# Source excerpt

* * *

[clang] 3530c35 - [OpenMP] Use CUDA's non-RDC mode when LTO has whole program visibility

Sat Apr 23 09:42:56 PDT 2022

Author: Joseph Huber
Date: 2022-04-23T12:42:40-04:00
New Revision: 3530c35c660919b9367f1ac598abfb9a569e7606

URL: https://github.com/llvm/llvm-project/commit/3530c35c660919b9367f1ac598abfb9a569e7606
DIFF: https://github.com/llvm/llvm-project/commit/3530c35c660919b9367f1ac598abfb9a569e7606.diff

LOG: [OpenMP] Use CUDA's non-RDC mode when LTO has whole program visibility

When we do LTO we consider ourselves to have whole program visibility if
every single input file we have contains LLVM bitcode. If we have whole
program visibliity then we can create a single image and utilize CUDA's
non-RDC mode by not passing `-c` to `ptxas` and ignoring the `nvlink`
job. This should be faster for some situations and also saves us the
time executing `nvlink`.

* * *

# Problem statement
According to the commit message, when is LTO considered to have whole program visibility? The lines that come next are separate material, apart from the commit message.

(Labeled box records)

* * *

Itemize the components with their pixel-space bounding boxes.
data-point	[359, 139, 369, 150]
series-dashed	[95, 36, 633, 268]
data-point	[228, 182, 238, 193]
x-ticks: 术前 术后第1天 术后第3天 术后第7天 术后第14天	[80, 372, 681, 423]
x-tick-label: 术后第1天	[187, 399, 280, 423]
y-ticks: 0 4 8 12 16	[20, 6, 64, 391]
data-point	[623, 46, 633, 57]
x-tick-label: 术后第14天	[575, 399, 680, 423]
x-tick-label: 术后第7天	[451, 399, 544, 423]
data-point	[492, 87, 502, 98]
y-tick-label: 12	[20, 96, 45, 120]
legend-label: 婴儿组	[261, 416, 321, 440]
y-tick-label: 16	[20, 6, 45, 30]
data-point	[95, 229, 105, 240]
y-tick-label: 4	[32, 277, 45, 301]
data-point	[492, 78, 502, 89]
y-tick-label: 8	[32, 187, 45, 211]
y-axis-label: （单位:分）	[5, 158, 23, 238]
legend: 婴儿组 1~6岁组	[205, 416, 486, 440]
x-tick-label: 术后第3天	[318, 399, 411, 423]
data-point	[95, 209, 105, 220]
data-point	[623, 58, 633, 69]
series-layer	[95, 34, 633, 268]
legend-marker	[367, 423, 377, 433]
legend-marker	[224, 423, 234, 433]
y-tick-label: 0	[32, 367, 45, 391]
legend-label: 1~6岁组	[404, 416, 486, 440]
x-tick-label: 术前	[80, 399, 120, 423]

* * *

# Completed task
When every single input file contains LLVM bitcode.